--- START Records to process ---

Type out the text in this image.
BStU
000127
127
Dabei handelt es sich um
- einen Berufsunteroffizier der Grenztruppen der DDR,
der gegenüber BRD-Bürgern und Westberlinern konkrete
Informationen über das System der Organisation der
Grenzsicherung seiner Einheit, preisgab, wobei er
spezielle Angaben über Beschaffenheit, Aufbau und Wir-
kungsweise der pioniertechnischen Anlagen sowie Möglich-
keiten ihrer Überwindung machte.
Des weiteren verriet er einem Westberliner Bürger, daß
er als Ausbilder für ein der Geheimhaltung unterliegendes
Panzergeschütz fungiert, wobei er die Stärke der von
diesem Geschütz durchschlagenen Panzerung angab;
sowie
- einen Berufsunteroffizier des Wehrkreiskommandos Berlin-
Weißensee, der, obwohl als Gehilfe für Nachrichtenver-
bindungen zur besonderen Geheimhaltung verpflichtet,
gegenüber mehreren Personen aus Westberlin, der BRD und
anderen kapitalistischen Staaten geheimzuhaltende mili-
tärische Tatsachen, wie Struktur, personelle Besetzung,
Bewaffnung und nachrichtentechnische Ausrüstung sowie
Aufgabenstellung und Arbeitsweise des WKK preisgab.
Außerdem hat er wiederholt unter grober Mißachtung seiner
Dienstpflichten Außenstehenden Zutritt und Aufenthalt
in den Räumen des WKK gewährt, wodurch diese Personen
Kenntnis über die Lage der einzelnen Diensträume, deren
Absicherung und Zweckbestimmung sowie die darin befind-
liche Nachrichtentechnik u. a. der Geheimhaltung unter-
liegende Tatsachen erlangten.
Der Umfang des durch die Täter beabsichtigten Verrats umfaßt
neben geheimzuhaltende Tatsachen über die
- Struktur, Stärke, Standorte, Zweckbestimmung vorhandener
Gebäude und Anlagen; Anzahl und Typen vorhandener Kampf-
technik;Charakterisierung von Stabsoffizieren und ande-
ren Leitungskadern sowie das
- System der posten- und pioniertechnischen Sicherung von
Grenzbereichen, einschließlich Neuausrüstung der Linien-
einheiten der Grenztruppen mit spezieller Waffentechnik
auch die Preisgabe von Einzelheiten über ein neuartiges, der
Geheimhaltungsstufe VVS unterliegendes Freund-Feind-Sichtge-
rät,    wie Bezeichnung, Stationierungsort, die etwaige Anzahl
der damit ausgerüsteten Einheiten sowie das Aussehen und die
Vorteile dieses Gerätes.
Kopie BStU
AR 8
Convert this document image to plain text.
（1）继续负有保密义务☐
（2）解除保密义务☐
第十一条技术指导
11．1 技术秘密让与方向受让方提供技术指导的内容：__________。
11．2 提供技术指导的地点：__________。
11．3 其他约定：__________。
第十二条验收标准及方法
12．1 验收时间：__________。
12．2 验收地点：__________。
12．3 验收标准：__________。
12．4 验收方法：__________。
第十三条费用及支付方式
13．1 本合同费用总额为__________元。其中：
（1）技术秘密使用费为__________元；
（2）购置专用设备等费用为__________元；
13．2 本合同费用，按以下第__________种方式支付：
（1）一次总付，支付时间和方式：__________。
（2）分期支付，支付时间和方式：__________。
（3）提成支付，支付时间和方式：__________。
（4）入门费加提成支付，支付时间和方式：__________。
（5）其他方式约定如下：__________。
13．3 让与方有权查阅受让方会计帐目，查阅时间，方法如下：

--- END Records to process ---

### Exercise task
Search the entries for the word "Struktur" and copy every line that has it.

### Full solution
tärische Tatsachen, wie Struktur, personelle Besetzung,
- Struktur, Stärke, Standorte, Zweckbestimmung vorhandener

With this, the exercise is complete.